* Begin *

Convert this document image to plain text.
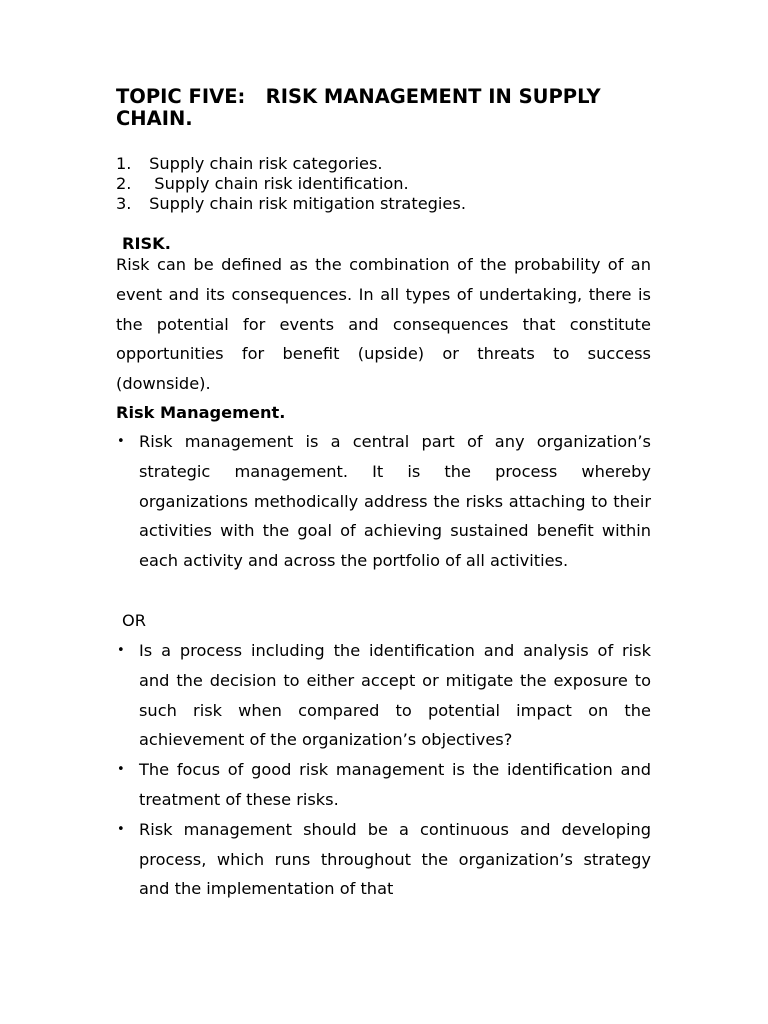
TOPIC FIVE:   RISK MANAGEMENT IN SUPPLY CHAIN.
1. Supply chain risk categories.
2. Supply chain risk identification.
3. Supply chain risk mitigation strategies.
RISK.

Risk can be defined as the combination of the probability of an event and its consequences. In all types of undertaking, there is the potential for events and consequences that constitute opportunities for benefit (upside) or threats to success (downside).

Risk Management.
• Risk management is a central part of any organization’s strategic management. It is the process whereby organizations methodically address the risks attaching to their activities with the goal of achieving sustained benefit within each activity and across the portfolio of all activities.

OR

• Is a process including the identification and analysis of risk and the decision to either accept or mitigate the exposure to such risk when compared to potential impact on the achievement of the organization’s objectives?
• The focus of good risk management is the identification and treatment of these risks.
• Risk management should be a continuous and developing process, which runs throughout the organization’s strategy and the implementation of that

* End *

▶ **Directions**
Filter the listing above by the word "potential"; copy each line that passes.

▶ **Solution for this task**
Risk can be defined as the combination of the probability of an event and its consequences. In all types of undertaking, there is the potential for events and consequences that constitute opportunities for benefit (upside) or threats to success (downside).
• Is a process including the identification and analysis of risk and the decision to either accept or mitigate the exposure to such risk when compared to potential impact on the achievement of the organization’s objectives?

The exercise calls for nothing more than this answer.